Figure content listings

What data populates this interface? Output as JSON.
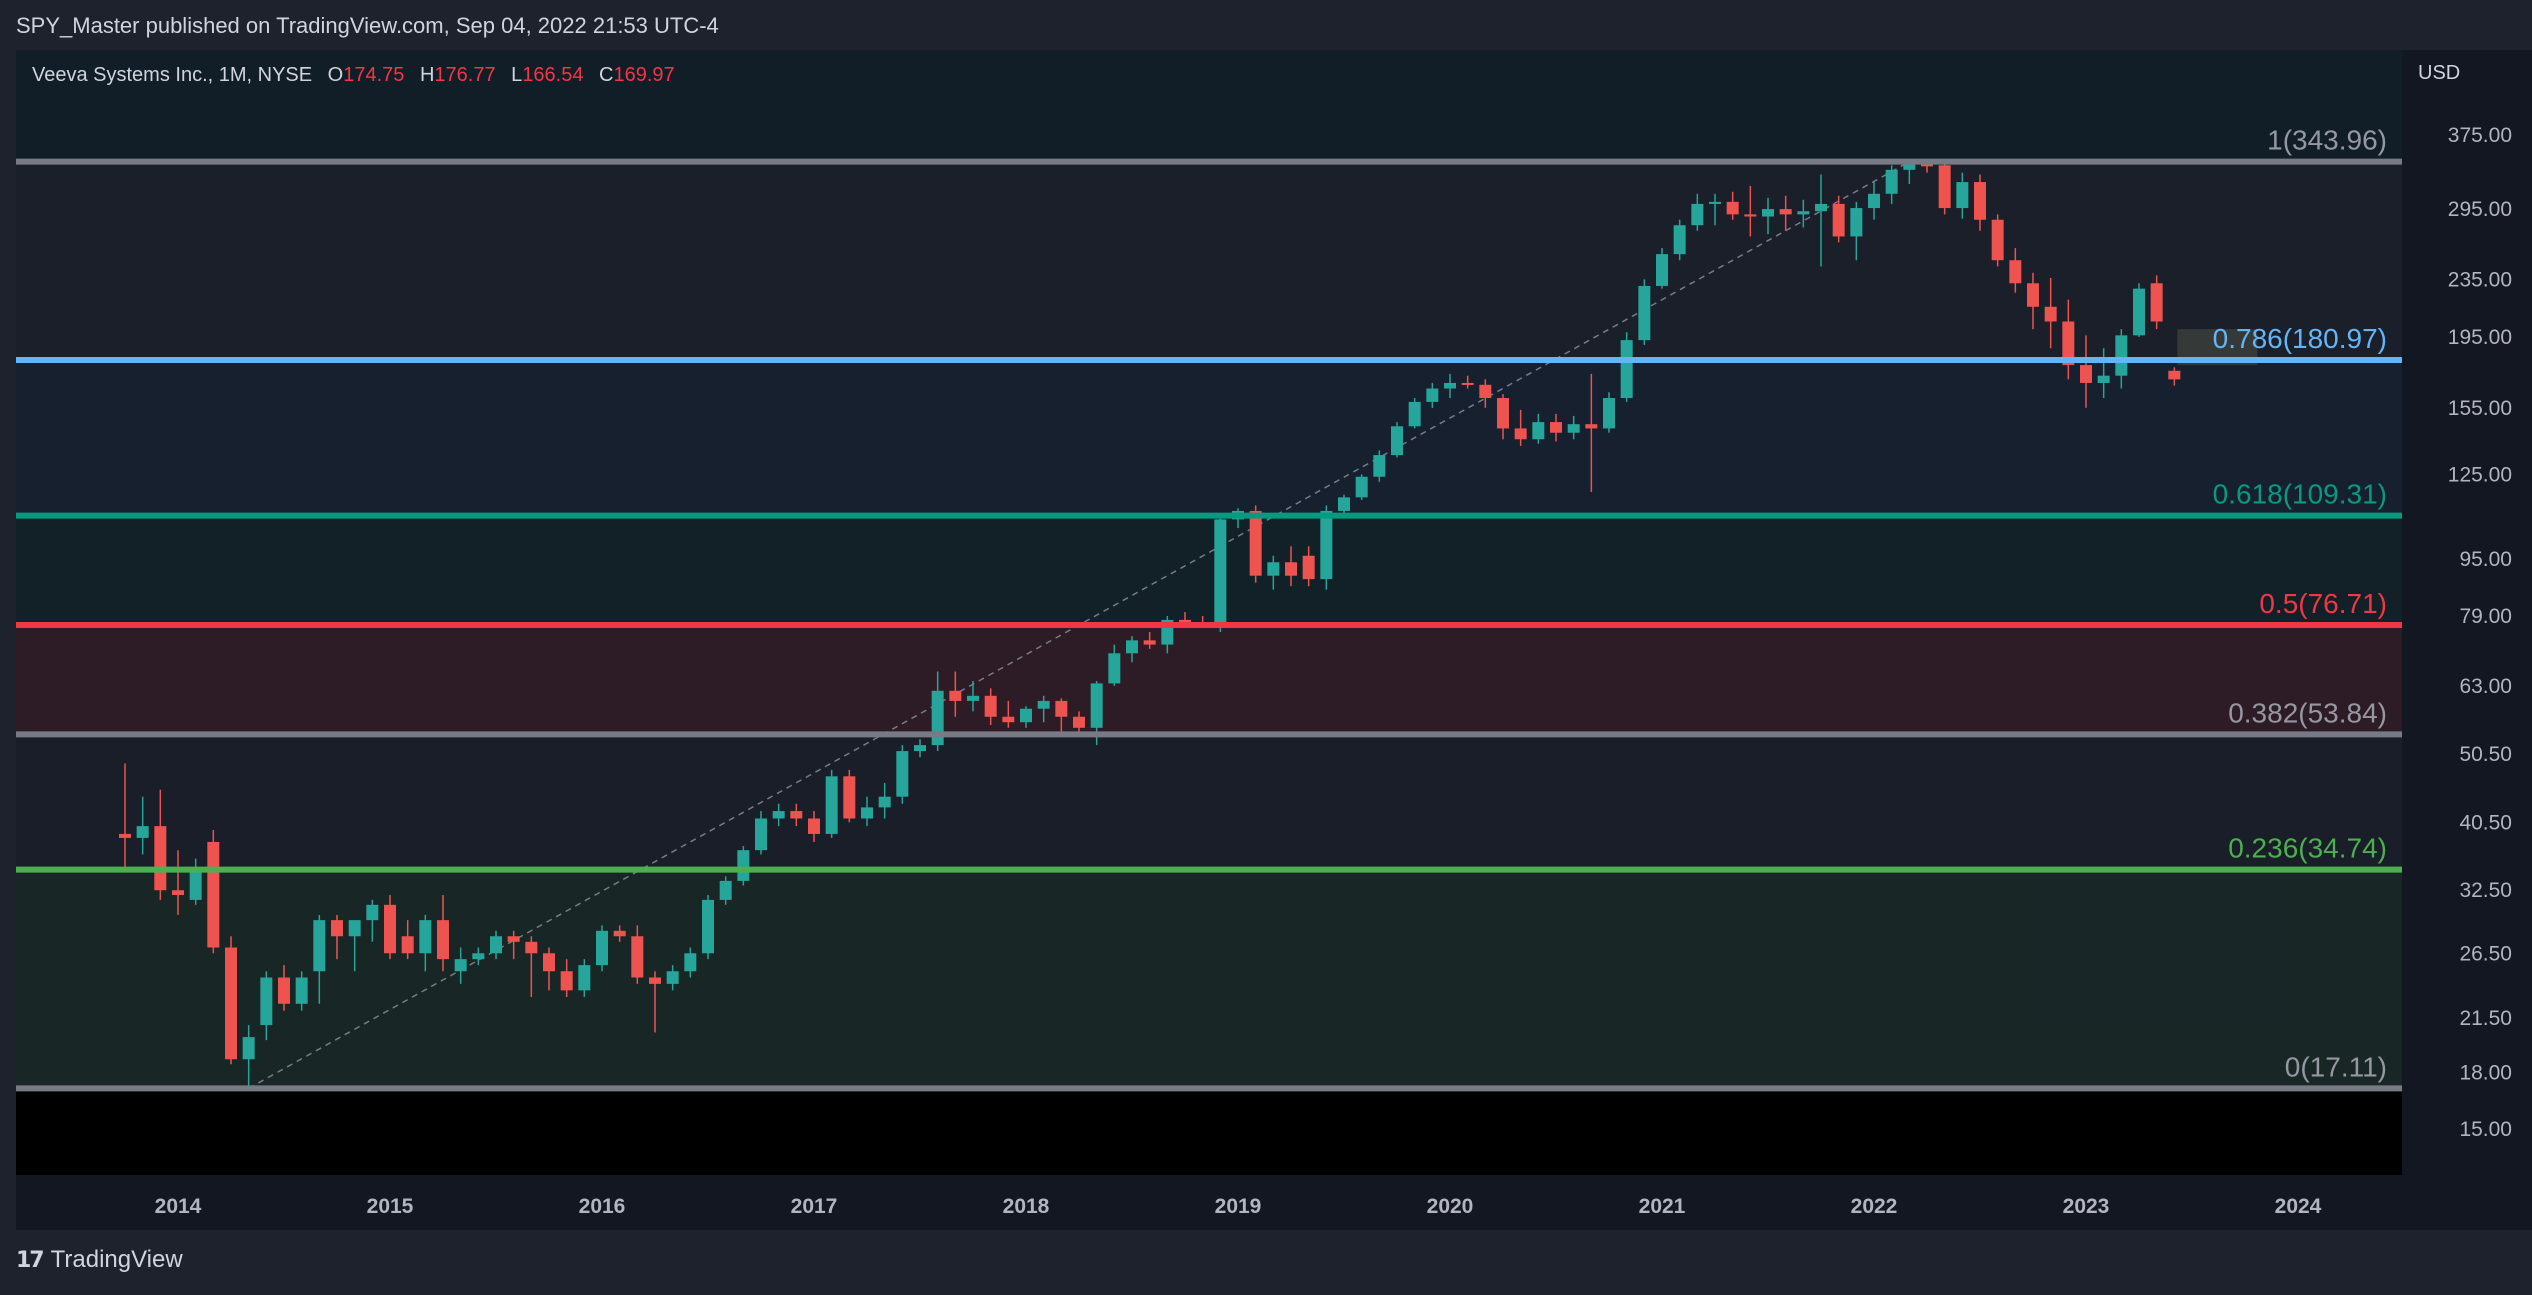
{
  "header": {
    "publisher_text": "SPY_Master published on TradingView.com, Sep 04, 2022 21:53 UTC-4"
  },
  "legend": {
    "symbol": "Veeva Systems Inc., 1M, NYSE",
    "open_label": "O",
    "open": "174.75",
    "high_label": "H",
    "high": "176.77",
    "low_label": "L",
    "low": "166.54",
    "close_label": "C",
    "close": "169.97"
  },
  "axis": {
    "currency": "USD"
  },
  "footer": {
    "brand": "TradingView",
    "brand_mark": "17"
  },
  "colors": {
    "up": "#26a69a",
    "down": "#ef5350",
    "fib_1": "#787b86",
    "fib_786": "#64b5f6",
    "fib_618": "#089981",
    "fib_05": "#f23645",
    "fib_382": "#787b86",
    "fib_236": "#4caf50",
    "fib_0": "#787b86"
  },
  "chart_data": {
    "type": "candlestick",
    "scale": "log",
    "y_ticks": [
      375,
      295,
      235,
      195,
      155,
      125,
      95,
      79,
      63,
      50.5,
      40.5,
      32.5,
      26.5,
      21.5,
      18,
      15
    ],
    "y_tick_labels": [
      "375.00",
      "295.00",
      "235.00",
      "195.00",
      "155.00",
      "125.00",
      "95.00",
      "79.00",
      "63.00",
      "50.50",
      "40.50",
      "32.50",
      "26.50",
      "21.50",
      "18.00",
      "15.00"
    ],
    "x_ticks": [
      "2014",
      "2015",
      "2016",
      "2017",
      "2018",
      "2019",
      "2020",
      "2021",
      "2022",
      "2023",
      "2024"
    ],
    "fib_levels": [
      {
        "ratio": 1,
        "price": 343.96,
        "label": "1(343.96)"
      },
      {
        "ratio": 0.786,
        "price": 180.97,
        "label": "0.786(180.97)"
      },
      {
        "ratio": 0.618,
        "price": 109.31,
        "label": "0.618(109.31)"
      },
      {
        "ratio": 0.5,
        "price": 76.71,
        "label": "0.5(76.71)"
      },
      {
        "ratio": 0.382,
        "price": 53.84,
        "label": "0.382(53.84)"
      },
      {
        "ratio": 0.236,
        "price": 34.74,
        "label": "0.236(34.74)"
      },
      {
        "ratio": 0,
        "price": 17.11,
        "label": "0(17.11)"
      }
    ],
    "candles": [
      {
        "t": "2013-10",
        "o": 39,
        "h": 49,
        "l": 35,
        "c": 38.5
      },
      {
        "t": "2013-11",
        "o": 38.5,
        "h": 44,
        "l": 36.5,
        "c": 40
      },
      {
        "t": "2013-12",
        "o": 40,
        "h": 45,
        "l": 31.5,
        "c": 32.5
      },
      {
        "t": "2014-01",
        "o": 32.5,
        "h": 37,
        "l": 30,
        "c": 32
      },
      {
        "t": "2014-02",
        "o": 31.5,
        "h": 36,
        "l": 31,
        "c": 35
      },
      {
        "t": "2014-03",
        "o": 38,
        "h": 39.5,
        "l": 26.5,
        "c": 27
      },
      {
        "t": "2014-04",
        "o": 27,
        "h": 28,
        "l": 18.5,
        "c": 18.8
      },
      {
        "t": "2014-05",
        "o": 18.8,
        "h": 21,
        "l": 17.1,
        "c": 20.2
      },
      {
        "t": "2014-06",
        "o": 21,
        "h": 25,
        "l": 20,
        "c": 24.5
      },
      {
        "t": "2014-07",
        "o": 24.5,
        "h": 25.5,
        "l": 22,
        "c": 22.5
      },
      {
        "t": "2014-08",
        "o": 22.5,
        "h": 25,
        "l": 22,
        "c": 24.5
      },
      {
        "t": "2014-09",
        "o": 25,
        "h": 30,
        "l": 22.5,
        "c": 29.5
      },
      {
        "t": "2014-10",
        "o": 29.5,
        "h": 30,
        "l": 26,
        "c": 28
      },
      {
        "t": "2014-11",
        "o": 28,
        "h": 29.5,
        "l": 25,
        "c": 29.5
      },
      {
        "t": "2014-12",
        "o": 29.5,
        "h": 31.5,
        "l": 27.5,
        "c": 31
      },
      {
        "t": "2015-01",
        "o": 31,
        "h": 32,
        "l": 26,
        "c": 26.5
      },
      {
        "t": "2015-02",
        "o": 28,
        "h": 29.5,
        "l": 26,
        "c": 26.5
      },
      {
        "t": "2015-03",
        "o": 26.5,
        "h": 30,
        "l": 25,
        "c": 29.5
      },
      {
        "t": "2015-04",
        "o": 29.5,
        "h": 32,
        "l": 25,
        "c": 26
      },
      {
        "t": "2015-05",
        "o": 25,
        "h": 27,
        "l": 24,
        "c": 26
      },
      {
        "t": "2015-06",
        "o": 26,
        "h": 27,
        "l": 25.5,
        "c": 26.5
      },
      {
        "t": "2015-07",
        "o": 26.5,
        "h": 28.5,
        "l": 26,
        "c": 28
      },
      {
        "t": "2015-08",
        "o": 28,
        "h": 28.5,
        "l": 26,
        "c": 27.5
      },
      {
        "t": "2015-09",
        "o": 27.5,
        "h": 28,
        "l": 23,
        "c": 26.5
      },
      {
        "t": "2015-10",
        "o": 26.5,
        "h": 27,
        "l": 23.5,
        "c": 25
      },
      {
        "t": "2015-11",
        "o": 25,
        "h": 26,
        "l": 23,
        "c": 23.5
      },
      {
        "t": "2015-12",
        "o": 23.5,
        "h": 26,
        "l": 23,
        "c": 25.5
      },
      {
        "t": "2016-01",
        "o": 25.5,
        "h": 29,
        "l": 25,
        "c": 28.5
      },
      {
        "t": "2016-02",
        "o": 28.5,
        "h": 29,
        "l": 27.5,
        "c": 28
      },
      {
        "t": "2016-03",
        "o": 28,
        "h": 29,
        "l": 24,
        "c": 24.5
      },
      {
        "t": "2016-04",
        "o": 24.5,
        "h": 25,
        "l": 20.5,
        "c": 24
      },
      {
        "t": "2016-05",
        "o": 24,
        "h": 25.5,
        "l": 23.5,
        "c": 25
      },
      {
        "t": "2016-06",
        "o": 25,
        "h": 27,
        "l": 24.5,
        "c": 26.5
      },
      {
        "t": "2016-07",
        "o": 26.5,
        "h": 32,
        "l": 26,
        "c": 31.5
      },
      {
        "t": "2016-08",
        "o": 31.5,
        "h": 34,
        "l": 31,
        "c": 33.5
      },
      {
        "t": "2016-09",
        "o": 33.5,
        "h": 37.5,
        "l": 33,
        "c": 37
      },
      {
        "t": "2016-10",
        "o": 37,
        "h": 42,
        "l": 36.5,
        "c": 41
      },
      {
        "t": "2016-11",
        "o": 41,
        "h": 43,
        "l": 40,
        "c": 42
      },
      {
        "t": "2016-12",
        "o": 42,
        "h": 43,
        "l": 40,
        "c": 41
      },
      {
        "t": "2017-01",
        "o": 41,
        "h": 42,
        "l": 38,
        "c": 39
      },
      {
        "t": "2017-02",
        "o": 39,
        "h": 48,
        "l": 38.5,
        "c": 47
      },
      {
        "t": "2017-03",
        "o": 47,
        "h": 48,
        "l": 40.5,
        "c": 41
      },
      {
        "t": "2017-04",
        "o": 41,
        "h": 44,
        "l": 40,
        "c": 42.5
      },
      {
        "t": "2017-05",
        "o": 42.5,
        "h": 46,
        "l": 41,
        "c": 44
      },
      {
        "t": "2017-06",
        "o": 44,
        "h": 52,
        "l": 43,
        "c": 51
      },
      {
        "t": "2017-07",
        "o": 51,
        "h": 53,
        "l": 50,
        "c": 52
      },
      {
        "t": "2017-08",
        "o": 52,
        "h": 66,
        "l": 51,
        "c": 62
      },
      {
        "t": "2017-09",
        "o": 62,
        "h": 66,
        "l": 57,
        "c": 60
      },
      {
        "t": "2017-10",
        "o": 60,
        "h": 64,
        "l": 58,
        "c": 61
      },
      {
        "t": "2017-11",
        "o": 61,
        "h": 62.5,
        "l": 55.5,
        "c": 57
      },
      {
        "t": "2017-12",
        "o": 57,
        "h": 60,
        "l": 55,
        "c": 56
      },
      {
        "t": "2018-01",
        "o": 56,
        "h": 59,
        "l": 55,
        "c": 58.5
      },
      {
        "t": "2018-02",
        "o": 58.5,
        "h": 61,
        "l": 56,
        "c": 60
      },
      {
        "t": "2018-03",
        "o": 60,
        "h": 60.5,
        "l": 54,
        "c": 57
      },
      {
        "t": "2018-04",
        "o": 57,
        "h": 58,
        "l": 54,
        "c": 55
      },
      {
        "t": "2018-05",
        "o": 55,
        "h": 64,
        "l": 52,
        "c": 63.5
      },
      {
        "t": "2018-06",
        "o": 63.5,
        "h": 72,
        "l": 63,
        "c": 70
      },
      {
        "t": "2018-07",
        "o": 70,
        "h": 74,
        "l": 68,
        "c": 73
      },
      {
        "t": "2018-08",
        "o": 73,
        "h": 75,
        "l": 71,
        "c": 72
      },
      {
        "t": "2018-09",
        "o": 72,
        "h": 79,
        "l": 70,
        "c": 78
      },
      {
        "t": "2018-10",
        "o": 78,
        "h": 80,
        "l": 76,
        "c": 77
      },
      {
        "t": "2018-11",
        "o": 77,
        "h": 79,
        "l": 76,
        "c": 76.5
      },
      {
        "t": "2018-12",
        "o": 76.5,
        "h": 110,
        "l": 75,
        "c": 108
      },
      {
        "t": "2019-01",
        "o": 108,
        "h": 112,
        "l": 105,
        "c": 111
      },
      {
        "t": "2019-02",
        "o": 111,
        "h": 113,
        "l": 88,
        "c": 90
      },
      {
        "t": "2019-03",
        "o": 90,
        "h": 96,
        "l": 86,
        "c": 94
      },
      {
        "t": "2019-04",
        "o": 94,
        "h": 99,
        "l": 87,
        "c": 90
      },
      {
        "t": "2019-05",
        "o": 96,
        "h": 99,
        "l": 87,
        "c": 89
      },
      {
        "t": "2019-06",
        "o": 89,
        "h": 113,
        "l": 86,
        "c": 111
      },
      {
        "t": "2019-07",
        "o": 111,
        "h": 117,
        "l": 110,
        "c": 116
      },
      {
        "t": "2019-08",
        "o": 116,
        "h": 125,
        "l": 115,
        "c": 124
      },
      {
        "t": "2019-09",
        "o": 124,
        "h": 135,
        "l": 122,
        "c": 133
      },
      {
        "t": "2019-10",
        "o": 133,
        "h": 148,
        "l": 132,
        "c": 146
      },
      {
        "t": "2019-11",
        "o": 146,
        "h": 160,
        "l": 145,
        "c": 158
      },
      {
        "t": "2019-12",
        "o": 158,
        "h": 168,
        "l": 155,
        "c": 165
      },
      {
        "t": "2020-01",
        "o": 165,
        "h": 173,
        "l": 160,
        "c": 168
      },
      {
        "t": "2020-02",
        "o": 168,
        "h": 172,
        "l": 165,
        "c": 167
      },
      {
        "t": "2020-03",
        "o": 167,
        "h": 170,
        "l": 155,
        "c": 160
      },
      {
        "t": "2020-04",
        "o": 160,
        "h": 162,
        "l": 140,
        "c": 145
      },
      {
        "t": "2020-05",
        "o": 145,
        "h": 154,
        "l": 137,
        "c": 140
      },
      {
        "t": "2020-06",
        "o": 140,
        "h": 152,
        "l": 138,
        "c": 148
      },
      {
        "t": "2020-07",
        "o": 148,
        "h": 152,
        "l": 139,
        "c": 143
      },
      {
        "t": "2020-08",
        "o": 143,
        "h": 151,
        "l": 140,
        "c": 147
      },
      {
        "t": "2020-09",
        "o": 147,
        "h": 173,
        "l": 118,
        "c": 145
      },
      {
        "t": "2020-10",
        "o": 145,
        "h": 163,
        "l": 143,
        "c": 160
      },
      {
        "t": "2020-11",
        "o": 160,
        "h": 198,
        "l": 158,
        "c": 193
      },
      {
        "t": "2020-12",
        "o": 193,
        "h": 235,
        "l": 190,
        "c": 230
      },
      {
        "t": "2021-01",
        "o": 230,
        "h": 260,
        "l": 228,
        "c": 255
      },
      {
        "t": "2021-02",
        "o": 255,
        "h": 285,
        "l": 250,
        "c": 280
      },
      {
        "t": "2021-03",
        "o": 280,
        "h": 310,
        "l": 275,
        "c": 300
      },
      {
        "t": "2021-04",
        "o": 300,
        "h": 310,
        "l": 280,
        "c": 302
      },
      {
        "t": "2021-05",
        "o": 302,
        "h": 312,
        "l": 285,
        "c": 290
      },
      {
        "t": "2021-06",
        "o": 290,
        "h": 318,
        "l": 270,
        "c": 288
      },
      {
        "t": "2021-07",
        "o": 288,
        "h": 306,
        "l": 272,
        "c": 295
      },
      {
        "t": "2021-08",
        "o": 295,
        "h": 308,
        "l": 275,
        "c": 290
      },
      {
        "t": "2021-09",
        "o": 290,
        "h": 304,
        "l": 278,
        "c": 293
      },
      {
        "t": "2021-10",
        "o": 293,
        "h": 330,
        "l": 245,
        "c": 300
      },
      {
        "t": "2021-11",
        "o": 300,
        "h": 308,
        "l": 265,
        "c": 270
      },
      {
        "t": "2021-12",
        "o": 270,
        "h": 302,
        "l": 250,
        "c": 296
      },
      {
        "t": "2022-01",
        "o": 296,
        "h": 322,
        "l": 285,
        "c": 310
      },
      {
        "t": "2022-02",
        "o": 310,
        "h": 340,
        "l": 300,
        "c": 335
      },
      {
        "t": "2022-03",
        "o": 335,
        "h": 344,
        "l": 320,
        "c": 341
      },
      {
        "t": "2022-04",
        "o": 341,
        "h": 344,
        "l": 332,
        "c": 340
      },
      {
        "t": "2022-05",
        "o": 340,
        "h": 342,
        "l": 290,
        "c": 296
      },
      {
        "t": "2022-06",
        "o": 296,
        "h": 332,
        "l": 286,
        "c": 322
      },
      {
        "t": "2022-07",
        "o": 322,
        "h": 330,
        "l": 275,
        "c": 285
      },
      {
        "t": "2022-08",
        "o": 285,
        "h": 290,
        "l": 245,
        "c": 250
      },
      {
        "t": "2022-09",
        "o": 250,
        "h": 260,
        "l": 225,
        "c": 232
      },
      {
        "t": "2022-10",
        "o": 232,
        "h": 240,
        "l": 200,
        "c": 215
      },
      {
        "t": "2022-11",
        "o": 215,
        "h": 236,
        "l": 188,
        "c": 205
      },
      {
        "t": "2022-12",
        "o": 205,
        "h": 220,
        "l": 170,
        "c": 178
      },
      {
        "t": "2023-01",
        "o": 178,
        "h": 196,
        "l": 155,
        "c": 168
      },
      {
        "t": "2023-02",
        "o": 168,
        "h": 188,
        "l": 160,
        "c": 172
      },
      {
        "t": "2023-03",
        "o": 172,
        "h": 200,
        "l": 165,
        "c": 196
      },
      {
        "t": "2023-04",
        "o": 196,
        "h": 232,
        "l": 195,
        "c": 228
      },
      {
        "t": "2023-05",
        "o": 232,
        "h": 238,
        "l": 200,
        "c": 205
      },
      {
        "t": "2023-06",
        "o": 174.75,
        "h": 176.77,
        "l": 166.54,
        "c": 169.97
      }
    ]
  }
}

● Written instruction:
Extract all lines of the records above that include "price".

● Answer below:
        "price": 343.96,
        "price": 180.97,
        "price": 109.31,
        "price": 76.71,
        "price": 53.84,
        "price": 34.74,
        "price": 17.11,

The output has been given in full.